Task directions:
Nothing in the records below should be altered when they are retyped.

Data provided:

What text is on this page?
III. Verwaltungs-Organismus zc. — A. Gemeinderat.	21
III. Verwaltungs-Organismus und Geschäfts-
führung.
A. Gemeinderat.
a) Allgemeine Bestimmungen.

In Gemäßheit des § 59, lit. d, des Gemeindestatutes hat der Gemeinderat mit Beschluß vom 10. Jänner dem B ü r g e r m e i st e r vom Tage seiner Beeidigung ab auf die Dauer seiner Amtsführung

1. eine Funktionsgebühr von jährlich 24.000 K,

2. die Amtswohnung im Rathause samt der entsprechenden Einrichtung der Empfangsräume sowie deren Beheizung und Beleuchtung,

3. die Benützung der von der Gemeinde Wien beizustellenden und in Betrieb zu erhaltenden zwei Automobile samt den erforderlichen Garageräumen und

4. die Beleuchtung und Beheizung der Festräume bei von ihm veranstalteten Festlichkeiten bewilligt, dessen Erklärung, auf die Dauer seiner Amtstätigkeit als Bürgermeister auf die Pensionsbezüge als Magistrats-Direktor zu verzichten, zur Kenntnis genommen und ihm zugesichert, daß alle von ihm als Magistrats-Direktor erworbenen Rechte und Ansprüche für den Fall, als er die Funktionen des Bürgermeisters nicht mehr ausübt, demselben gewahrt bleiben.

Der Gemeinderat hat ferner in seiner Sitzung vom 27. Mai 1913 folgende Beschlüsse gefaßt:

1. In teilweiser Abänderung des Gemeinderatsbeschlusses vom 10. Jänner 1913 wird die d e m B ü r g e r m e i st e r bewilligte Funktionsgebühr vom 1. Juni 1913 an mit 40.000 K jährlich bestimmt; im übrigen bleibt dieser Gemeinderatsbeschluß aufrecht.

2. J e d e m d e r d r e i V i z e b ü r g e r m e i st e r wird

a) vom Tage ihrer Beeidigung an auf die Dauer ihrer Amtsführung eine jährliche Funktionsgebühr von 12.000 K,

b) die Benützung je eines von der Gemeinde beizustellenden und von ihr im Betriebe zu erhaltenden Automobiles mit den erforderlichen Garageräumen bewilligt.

Exercise solution:
What text is on this page?
III. Verwaltungs-Organismus zc. — A. Gemeinderat.	21
III. Verwaltungs-Organismus und Geschäfts-
führung.
A. Gemeinderat.
a) Allgemeine Bestimmungen.

In Gemäßheit des § 59, lit. d, des Gemeindestatutes hat der Gemeinderat mit Beschluß vom 10. Jänner dem B ü r g e r m e i st e r vom Tage seiner Beeidigung ab auf die Dauer seiner Amtsführung

1. eine Funktionsgebühr von jährlich 24.000 K,

2. die Amtswohnung im Rathause samt der entsprechenden Einrichtung der Empfangsräume sowie deren Beheizung und Beleuchtung,

3. die Benützung der von der Gemeinde Wien beizustellenden und in Betrieb zu erhaltenden zwei Automobile samt den erforderlichen Garageräumen und

4. die Beleuchtung und Beheizung der Festräume bei von ihm veranstalteten Festlichkeiten bewilligt, dessen Erklärung, auf die Dauer seiner Amtstätigkeit als Bürgermeister auf die Pensionsbezüge als Magistrats-Direktor zu verzichten, zur Kenntnis genommen und ihm zugesichert, daß alle von ihm als Magistrats-Direktor erworbenen Rechte und Ansprüche für den Fall, als er die Funktionen des Bürgermeisters nicht mehr ausübt, demselben gewahrt bleiben.

Der Gemeinderat hat ferner in seiner Sitzung vom 27. Mai 1913 folgende Beschlüsse gefaßt:

1. In teilweiser Abänderung des Gemeinderatsbeschlusses vom 10. Jänner 1913 wird die d e m B ü r g e r m e i st e r bewilligte Funktionsgebühr vom 1. Juni 1913 an mit 40.000 K jährlich bestimmt; im übrigen bleibt dieser Gemeinderatsbeschluß aufrecht.

2. J e d e m d e r d r e i V i z e b ü r g e r m e i st e r wird

a) vom Tage ihrer Beeidigung an auf die Dauer ihrer Amtsführung eine jährliche Funktionsgebühr von 12.000 K,

b) die Benützung je eines von der Gemeinde beizustellenden und von ihr im Betriebe zu erhaltenden Automobiles mit den erforderlichen Garageräumen bewilligt.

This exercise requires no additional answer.